## Task to carry out:
Every line of the data that contains the string "this" must be copied.

## Data excerpts:

— Begin —

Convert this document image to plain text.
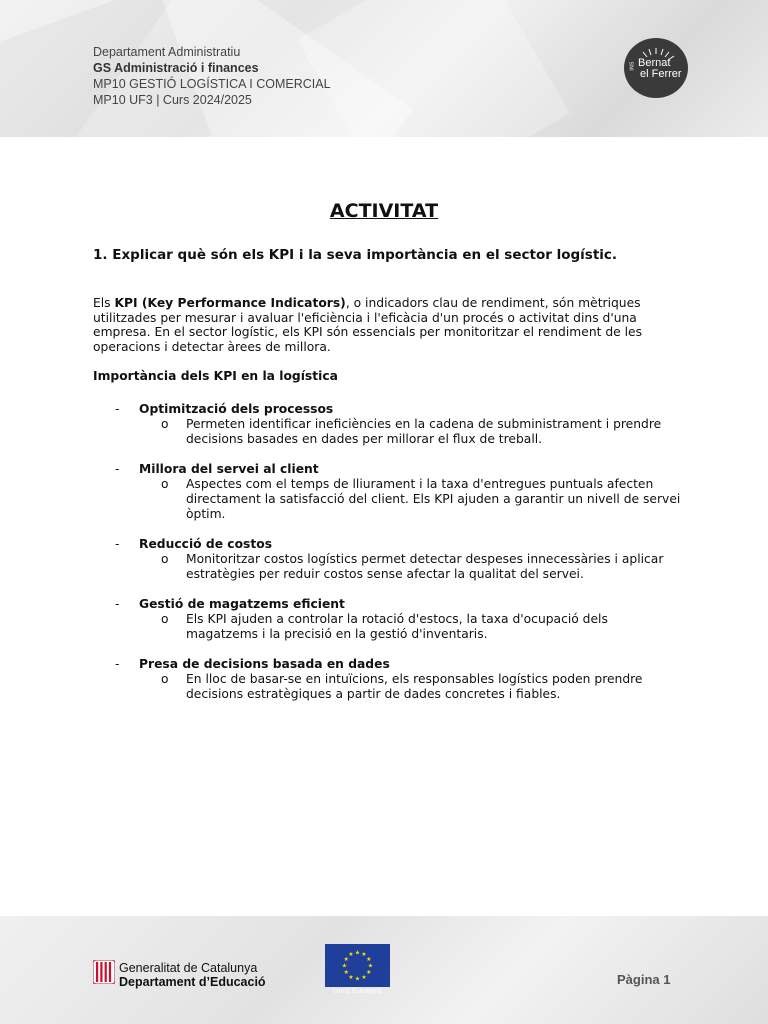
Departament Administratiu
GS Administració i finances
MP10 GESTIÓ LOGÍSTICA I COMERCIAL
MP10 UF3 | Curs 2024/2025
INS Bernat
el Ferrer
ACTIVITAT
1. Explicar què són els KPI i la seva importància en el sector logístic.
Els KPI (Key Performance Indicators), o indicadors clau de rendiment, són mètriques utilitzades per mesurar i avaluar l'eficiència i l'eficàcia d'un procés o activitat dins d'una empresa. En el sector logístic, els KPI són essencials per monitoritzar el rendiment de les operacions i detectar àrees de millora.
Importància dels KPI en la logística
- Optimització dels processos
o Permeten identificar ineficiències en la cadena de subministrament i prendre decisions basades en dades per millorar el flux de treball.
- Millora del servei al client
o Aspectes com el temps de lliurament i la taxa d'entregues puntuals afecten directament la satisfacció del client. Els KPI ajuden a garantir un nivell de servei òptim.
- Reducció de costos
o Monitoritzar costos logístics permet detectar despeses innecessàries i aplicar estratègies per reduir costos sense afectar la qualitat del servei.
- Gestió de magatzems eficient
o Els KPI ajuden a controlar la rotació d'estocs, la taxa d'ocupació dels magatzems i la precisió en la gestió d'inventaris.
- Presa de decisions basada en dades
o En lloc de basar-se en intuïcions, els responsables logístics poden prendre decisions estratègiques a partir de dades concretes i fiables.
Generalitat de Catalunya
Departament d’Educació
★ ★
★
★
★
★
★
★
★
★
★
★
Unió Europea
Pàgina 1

— End —
— Begin —

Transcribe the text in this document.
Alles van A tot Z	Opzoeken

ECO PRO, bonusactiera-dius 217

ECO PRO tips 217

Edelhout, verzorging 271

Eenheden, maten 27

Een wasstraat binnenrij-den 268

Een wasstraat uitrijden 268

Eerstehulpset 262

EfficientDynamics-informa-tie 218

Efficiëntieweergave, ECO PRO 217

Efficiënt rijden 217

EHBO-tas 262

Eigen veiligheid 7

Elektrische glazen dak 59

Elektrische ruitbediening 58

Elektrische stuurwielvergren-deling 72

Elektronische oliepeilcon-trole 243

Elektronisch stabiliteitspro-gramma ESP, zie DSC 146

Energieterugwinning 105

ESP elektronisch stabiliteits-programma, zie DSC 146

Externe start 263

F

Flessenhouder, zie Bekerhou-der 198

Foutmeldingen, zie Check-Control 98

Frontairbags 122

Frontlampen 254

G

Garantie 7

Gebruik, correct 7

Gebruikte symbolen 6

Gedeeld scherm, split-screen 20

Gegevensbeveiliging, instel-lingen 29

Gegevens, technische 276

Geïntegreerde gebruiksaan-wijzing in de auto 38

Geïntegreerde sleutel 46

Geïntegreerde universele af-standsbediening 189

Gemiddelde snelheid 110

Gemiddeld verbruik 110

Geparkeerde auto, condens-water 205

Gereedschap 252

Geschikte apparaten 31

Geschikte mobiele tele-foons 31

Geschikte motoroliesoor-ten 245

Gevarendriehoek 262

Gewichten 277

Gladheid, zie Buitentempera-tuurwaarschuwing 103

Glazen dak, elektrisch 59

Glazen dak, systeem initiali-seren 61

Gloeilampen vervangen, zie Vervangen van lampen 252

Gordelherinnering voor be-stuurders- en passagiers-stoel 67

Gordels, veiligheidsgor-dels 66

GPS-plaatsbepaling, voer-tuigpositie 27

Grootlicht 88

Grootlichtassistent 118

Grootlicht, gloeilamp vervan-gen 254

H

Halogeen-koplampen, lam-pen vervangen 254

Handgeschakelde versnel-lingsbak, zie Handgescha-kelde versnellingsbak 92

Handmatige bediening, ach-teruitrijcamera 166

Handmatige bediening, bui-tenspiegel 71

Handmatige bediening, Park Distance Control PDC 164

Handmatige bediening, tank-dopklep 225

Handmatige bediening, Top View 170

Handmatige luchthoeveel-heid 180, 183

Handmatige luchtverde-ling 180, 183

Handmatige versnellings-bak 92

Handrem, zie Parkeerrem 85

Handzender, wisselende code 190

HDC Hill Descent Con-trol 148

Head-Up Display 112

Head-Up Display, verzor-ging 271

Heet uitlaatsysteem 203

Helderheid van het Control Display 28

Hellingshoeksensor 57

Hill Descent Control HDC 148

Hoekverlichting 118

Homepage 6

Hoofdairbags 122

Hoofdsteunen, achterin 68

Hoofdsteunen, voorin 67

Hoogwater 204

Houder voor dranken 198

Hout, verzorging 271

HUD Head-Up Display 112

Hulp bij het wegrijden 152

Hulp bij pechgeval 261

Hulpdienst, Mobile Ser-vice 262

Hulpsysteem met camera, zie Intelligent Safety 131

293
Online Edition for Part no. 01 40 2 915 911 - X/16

— End —
— Begin —

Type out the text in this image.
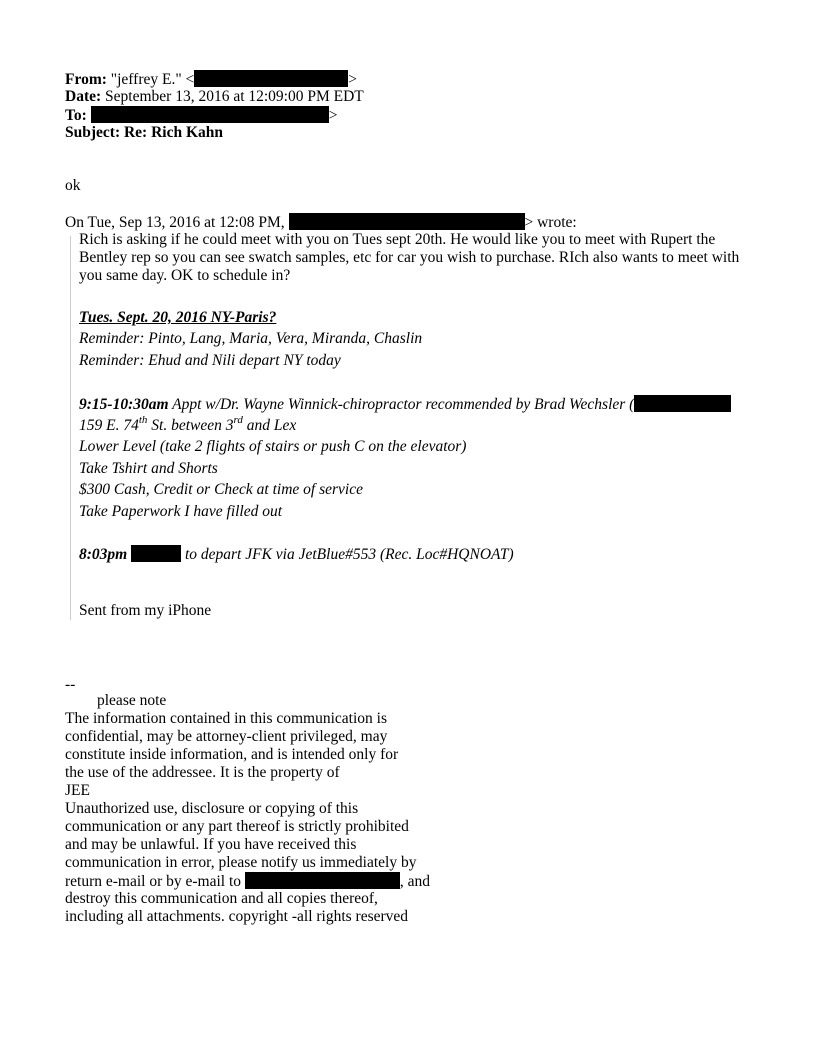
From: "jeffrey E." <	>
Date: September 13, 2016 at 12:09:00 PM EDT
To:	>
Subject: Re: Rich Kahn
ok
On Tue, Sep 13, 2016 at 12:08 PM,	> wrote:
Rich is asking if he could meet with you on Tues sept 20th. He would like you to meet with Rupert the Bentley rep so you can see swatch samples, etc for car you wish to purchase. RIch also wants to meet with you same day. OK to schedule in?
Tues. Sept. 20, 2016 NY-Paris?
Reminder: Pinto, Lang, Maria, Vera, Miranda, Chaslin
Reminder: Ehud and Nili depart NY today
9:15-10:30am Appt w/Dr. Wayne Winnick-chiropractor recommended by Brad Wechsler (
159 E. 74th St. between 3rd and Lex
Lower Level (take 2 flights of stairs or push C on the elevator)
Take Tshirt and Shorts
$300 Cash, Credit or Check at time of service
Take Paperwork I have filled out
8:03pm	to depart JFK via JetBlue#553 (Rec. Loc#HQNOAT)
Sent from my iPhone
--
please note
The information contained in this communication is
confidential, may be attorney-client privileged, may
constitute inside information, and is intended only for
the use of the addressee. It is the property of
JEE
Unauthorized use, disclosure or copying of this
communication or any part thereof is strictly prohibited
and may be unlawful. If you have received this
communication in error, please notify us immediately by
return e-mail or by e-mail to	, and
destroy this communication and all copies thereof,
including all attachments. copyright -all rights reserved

— End —

## Correct result:
Convert this document image to plain text.
Transcribe the text in this document.
Type out the text in this image.
The information contained in this communication is
Unauthorized use, disclosure or copying of this
and may be unlawful. If you have received this
destroy this communication and all copies thereof,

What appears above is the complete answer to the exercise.